-- Dataset extract start --

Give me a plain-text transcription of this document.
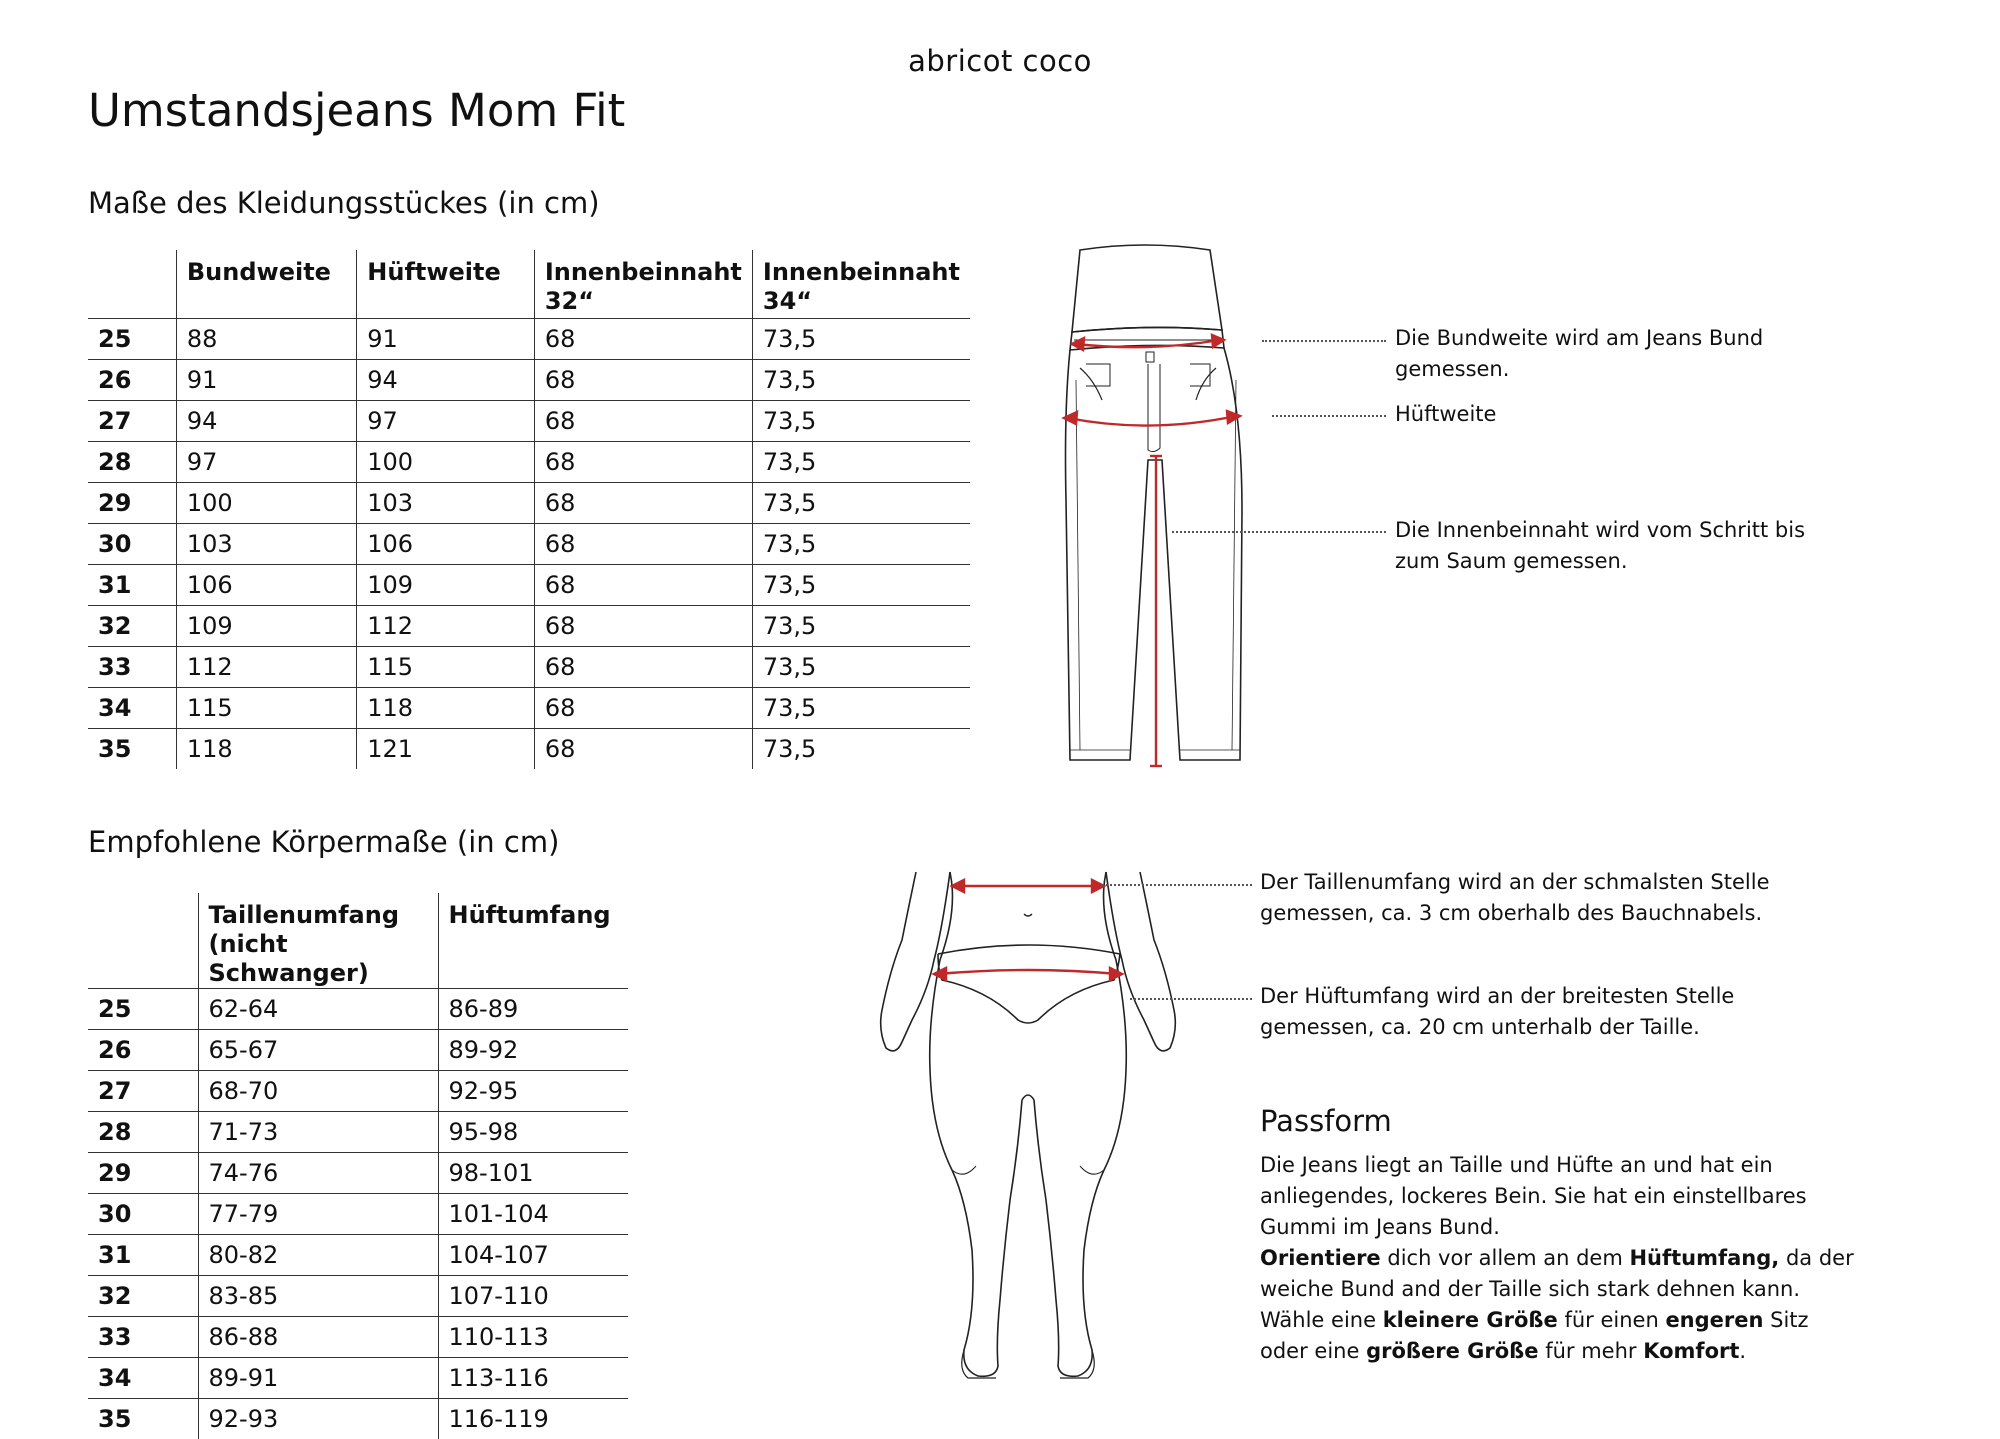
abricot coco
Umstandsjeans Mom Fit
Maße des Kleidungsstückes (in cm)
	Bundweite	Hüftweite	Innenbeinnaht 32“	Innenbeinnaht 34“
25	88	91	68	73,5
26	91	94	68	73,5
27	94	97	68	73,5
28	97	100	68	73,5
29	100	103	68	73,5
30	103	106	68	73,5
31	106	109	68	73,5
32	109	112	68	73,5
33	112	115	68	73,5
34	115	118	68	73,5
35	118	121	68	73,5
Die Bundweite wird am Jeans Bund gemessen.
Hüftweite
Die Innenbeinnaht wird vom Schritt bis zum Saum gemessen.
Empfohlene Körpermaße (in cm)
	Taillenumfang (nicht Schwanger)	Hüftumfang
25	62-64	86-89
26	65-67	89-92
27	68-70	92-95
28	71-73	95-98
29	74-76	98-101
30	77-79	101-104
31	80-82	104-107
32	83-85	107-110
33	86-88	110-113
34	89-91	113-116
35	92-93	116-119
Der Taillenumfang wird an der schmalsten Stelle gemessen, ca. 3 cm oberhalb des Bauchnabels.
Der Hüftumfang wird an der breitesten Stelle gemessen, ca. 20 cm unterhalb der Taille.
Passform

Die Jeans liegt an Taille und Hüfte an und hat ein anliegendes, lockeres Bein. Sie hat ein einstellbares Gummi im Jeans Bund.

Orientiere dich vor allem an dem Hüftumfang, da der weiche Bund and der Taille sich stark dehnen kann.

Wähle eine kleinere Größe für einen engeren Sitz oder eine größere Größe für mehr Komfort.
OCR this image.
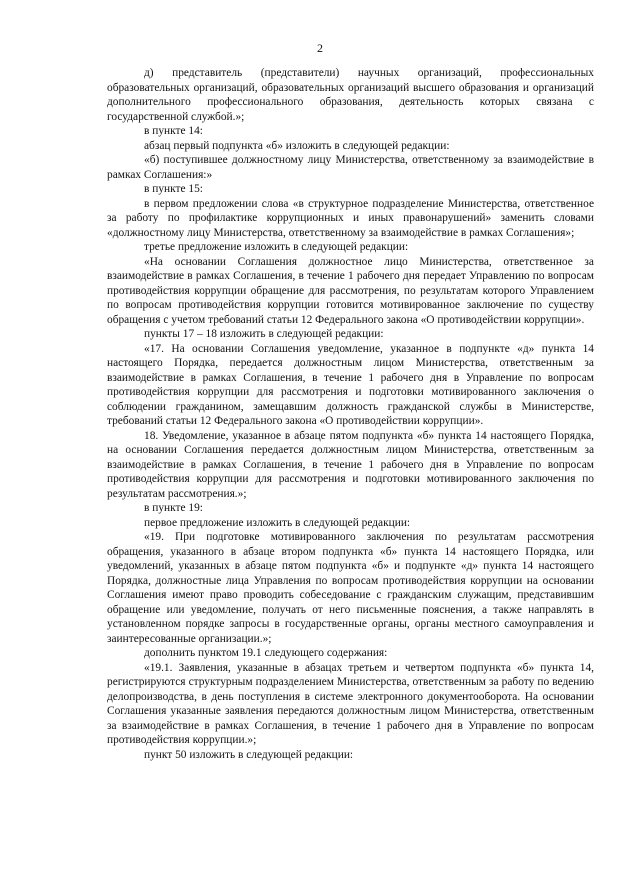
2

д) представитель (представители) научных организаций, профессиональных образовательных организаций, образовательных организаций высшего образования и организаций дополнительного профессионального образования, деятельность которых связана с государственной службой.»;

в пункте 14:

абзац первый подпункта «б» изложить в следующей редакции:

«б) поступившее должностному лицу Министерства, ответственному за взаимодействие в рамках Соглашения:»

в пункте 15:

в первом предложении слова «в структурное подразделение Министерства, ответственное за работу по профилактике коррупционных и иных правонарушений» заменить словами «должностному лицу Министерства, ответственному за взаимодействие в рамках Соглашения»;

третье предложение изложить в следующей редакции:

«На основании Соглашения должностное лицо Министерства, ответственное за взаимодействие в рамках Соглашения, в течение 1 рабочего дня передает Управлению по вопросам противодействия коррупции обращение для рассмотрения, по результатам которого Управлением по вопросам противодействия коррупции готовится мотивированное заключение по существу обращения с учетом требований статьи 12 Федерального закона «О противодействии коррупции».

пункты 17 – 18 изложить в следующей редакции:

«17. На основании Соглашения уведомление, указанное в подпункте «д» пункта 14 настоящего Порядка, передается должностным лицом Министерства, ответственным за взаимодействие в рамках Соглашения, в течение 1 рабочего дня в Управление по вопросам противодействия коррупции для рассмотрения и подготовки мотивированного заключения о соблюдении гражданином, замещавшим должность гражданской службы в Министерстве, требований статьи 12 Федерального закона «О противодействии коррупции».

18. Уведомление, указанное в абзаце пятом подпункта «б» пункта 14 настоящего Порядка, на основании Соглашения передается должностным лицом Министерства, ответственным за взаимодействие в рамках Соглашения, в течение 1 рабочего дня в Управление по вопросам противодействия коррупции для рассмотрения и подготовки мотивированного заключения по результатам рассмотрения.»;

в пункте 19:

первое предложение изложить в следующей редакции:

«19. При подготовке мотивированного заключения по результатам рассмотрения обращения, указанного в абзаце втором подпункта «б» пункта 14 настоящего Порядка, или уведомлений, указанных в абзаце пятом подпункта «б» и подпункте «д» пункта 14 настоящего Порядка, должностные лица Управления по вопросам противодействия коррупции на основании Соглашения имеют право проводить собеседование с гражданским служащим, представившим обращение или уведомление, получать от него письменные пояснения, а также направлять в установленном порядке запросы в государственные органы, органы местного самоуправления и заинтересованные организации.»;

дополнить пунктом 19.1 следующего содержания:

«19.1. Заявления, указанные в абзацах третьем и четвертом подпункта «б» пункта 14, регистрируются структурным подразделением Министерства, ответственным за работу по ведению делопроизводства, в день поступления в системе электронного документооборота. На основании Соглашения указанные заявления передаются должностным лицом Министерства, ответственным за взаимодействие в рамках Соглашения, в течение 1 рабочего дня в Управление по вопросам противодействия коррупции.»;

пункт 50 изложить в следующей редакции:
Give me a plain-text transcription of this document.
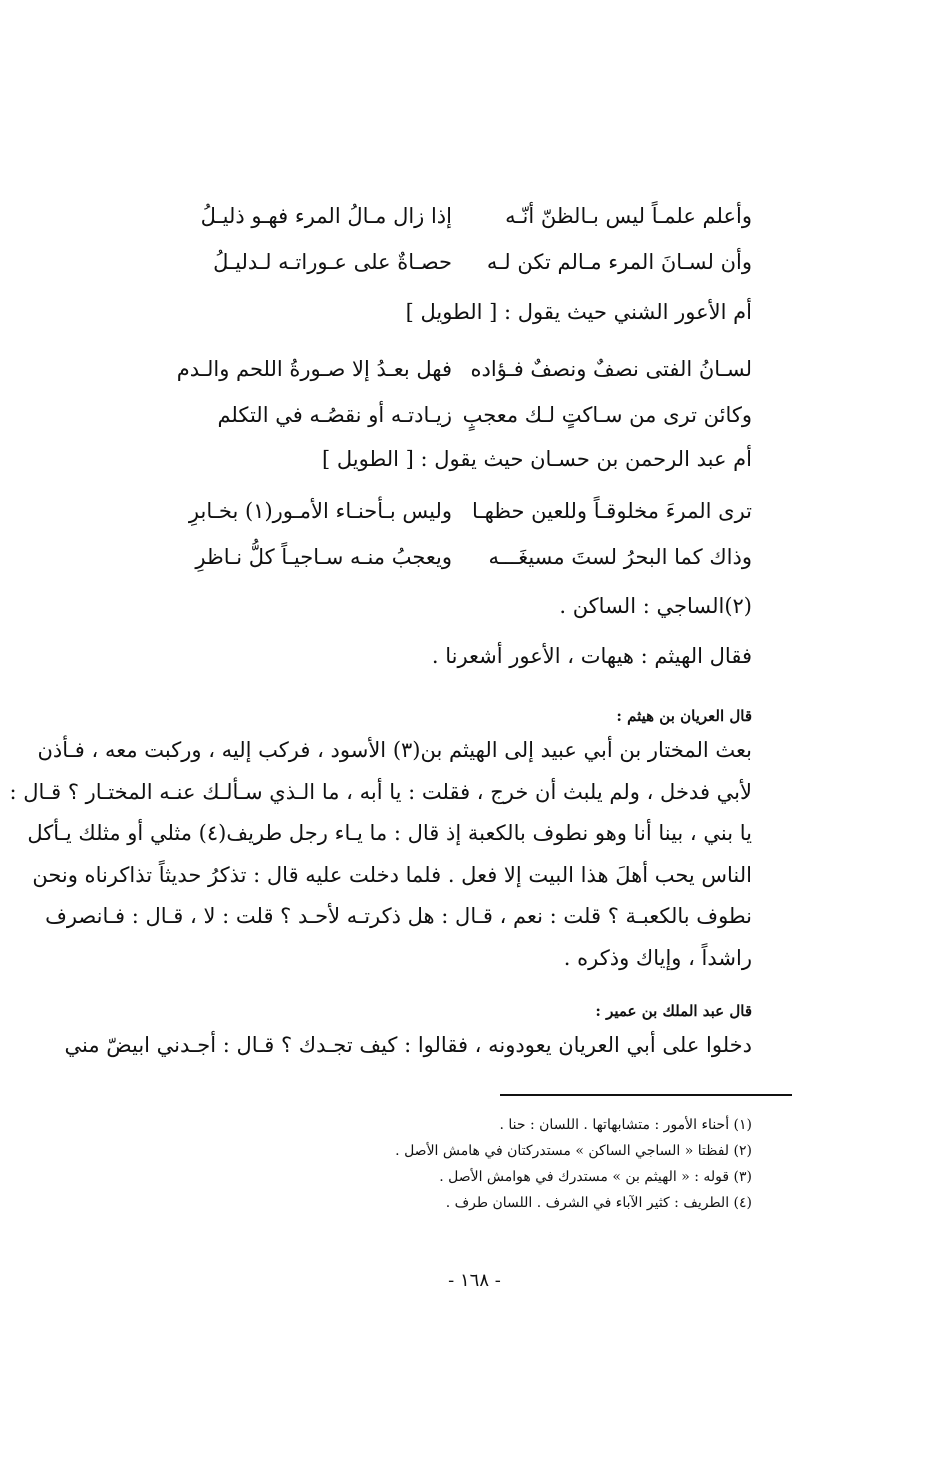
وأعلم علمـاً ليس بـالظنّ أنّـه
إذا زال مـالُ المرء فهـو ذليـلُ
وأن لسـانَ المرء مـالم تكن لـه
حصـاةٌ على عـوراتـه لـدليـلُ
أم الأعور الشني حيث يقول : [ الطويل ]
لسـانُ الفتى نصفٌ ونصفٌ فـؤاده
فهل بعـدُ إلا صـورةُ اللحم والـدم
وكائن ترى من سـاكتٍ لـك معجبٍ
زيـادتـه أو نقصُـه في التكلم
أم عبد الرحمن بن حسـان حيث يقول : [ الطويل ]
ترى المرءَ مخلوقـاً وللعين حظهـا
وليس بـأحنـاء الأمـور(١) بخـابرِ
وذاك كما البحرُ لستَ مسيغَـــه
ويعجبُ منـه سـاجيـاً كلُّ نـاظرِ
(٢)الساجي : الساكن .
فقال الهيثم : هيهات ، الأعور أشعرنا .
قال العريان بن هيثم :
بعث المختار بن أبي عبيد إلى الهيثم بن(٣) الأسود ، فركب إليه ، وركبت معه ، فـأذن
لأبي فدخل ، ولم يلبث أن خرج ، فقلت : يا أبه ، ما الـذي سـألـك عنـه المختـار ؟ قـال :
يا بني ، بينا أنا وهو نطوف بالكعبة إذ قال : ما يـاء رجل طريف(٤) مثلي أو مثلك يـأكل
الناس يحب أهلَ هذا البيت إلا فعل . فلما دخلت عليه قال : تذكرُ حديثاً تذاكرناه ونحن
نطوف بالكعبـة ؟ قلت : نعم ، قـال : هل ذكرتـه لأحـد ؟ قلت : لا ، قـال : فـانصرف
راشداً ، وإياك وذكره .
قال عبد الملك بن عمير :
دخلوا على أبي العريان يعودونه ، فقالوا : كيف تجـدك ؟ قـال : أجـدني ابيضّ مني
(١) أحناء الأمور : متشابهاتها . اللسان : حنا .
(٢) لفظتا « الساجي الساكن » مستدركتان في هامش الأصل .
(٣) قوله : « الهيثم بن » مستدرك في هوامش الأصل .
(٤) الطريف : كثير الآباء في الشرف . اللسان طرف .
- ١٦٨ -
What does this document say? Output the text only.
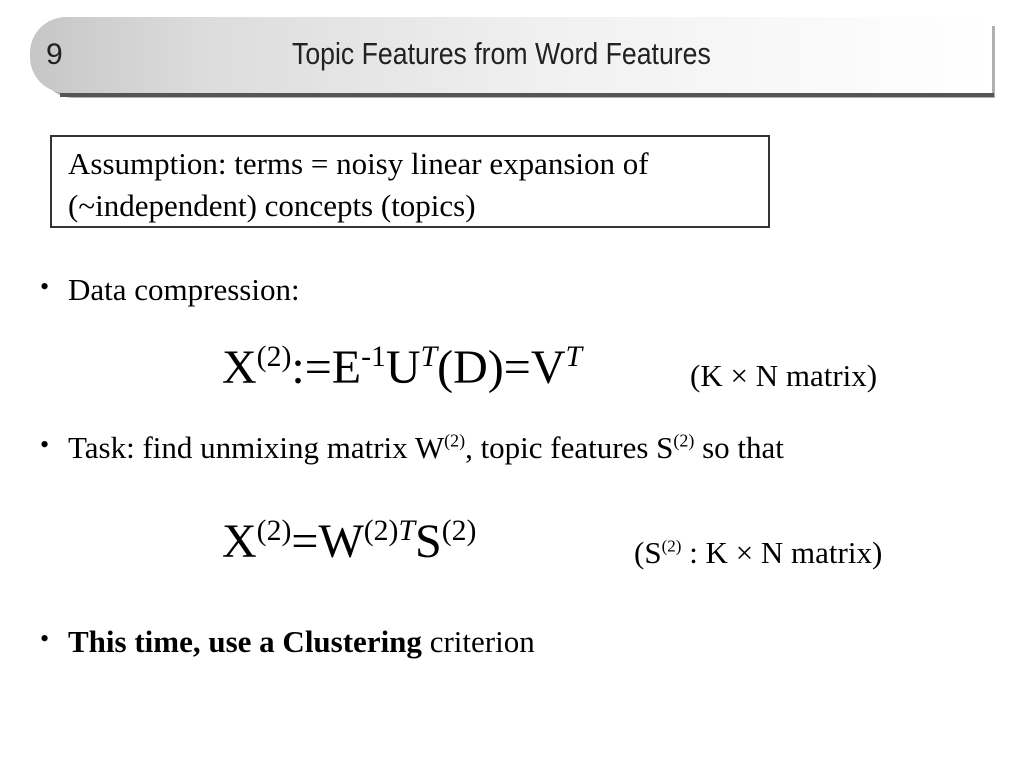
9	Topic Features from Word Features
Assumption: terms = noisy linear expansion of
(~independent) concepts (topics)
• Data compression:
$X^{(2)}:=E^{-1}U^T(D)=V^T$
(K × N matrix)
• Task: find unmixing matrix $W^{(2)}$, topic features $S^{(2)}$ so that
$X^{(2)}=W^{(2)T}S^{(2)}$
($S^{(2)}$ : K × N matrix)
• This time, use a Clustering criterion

-- Dataset extract end --

*What is needed*: Starting at the line with "What does this", output each line through the final one of the listing above, and nothing else. Pictures are to be left out.

*Solution to the problem*:
What does this document say? Output the text only.
9	Topic Features from Word Features
Assumption: terms = noisy linear expansion of
(~independent) concepts (topics)
• Data compression:
$X^{(2)}:=E^{-1}U^T(D)=V^T$
(K × N matrix)
• Task: find unmixing matrix $W^{(2)}$, topic features $S^{(2)}$ so that
$X^{(2)}=W^{(2)T}S^{(2)}$
($S^{(2)}$ : K × N matrix)
• This time, use a Clustering criterion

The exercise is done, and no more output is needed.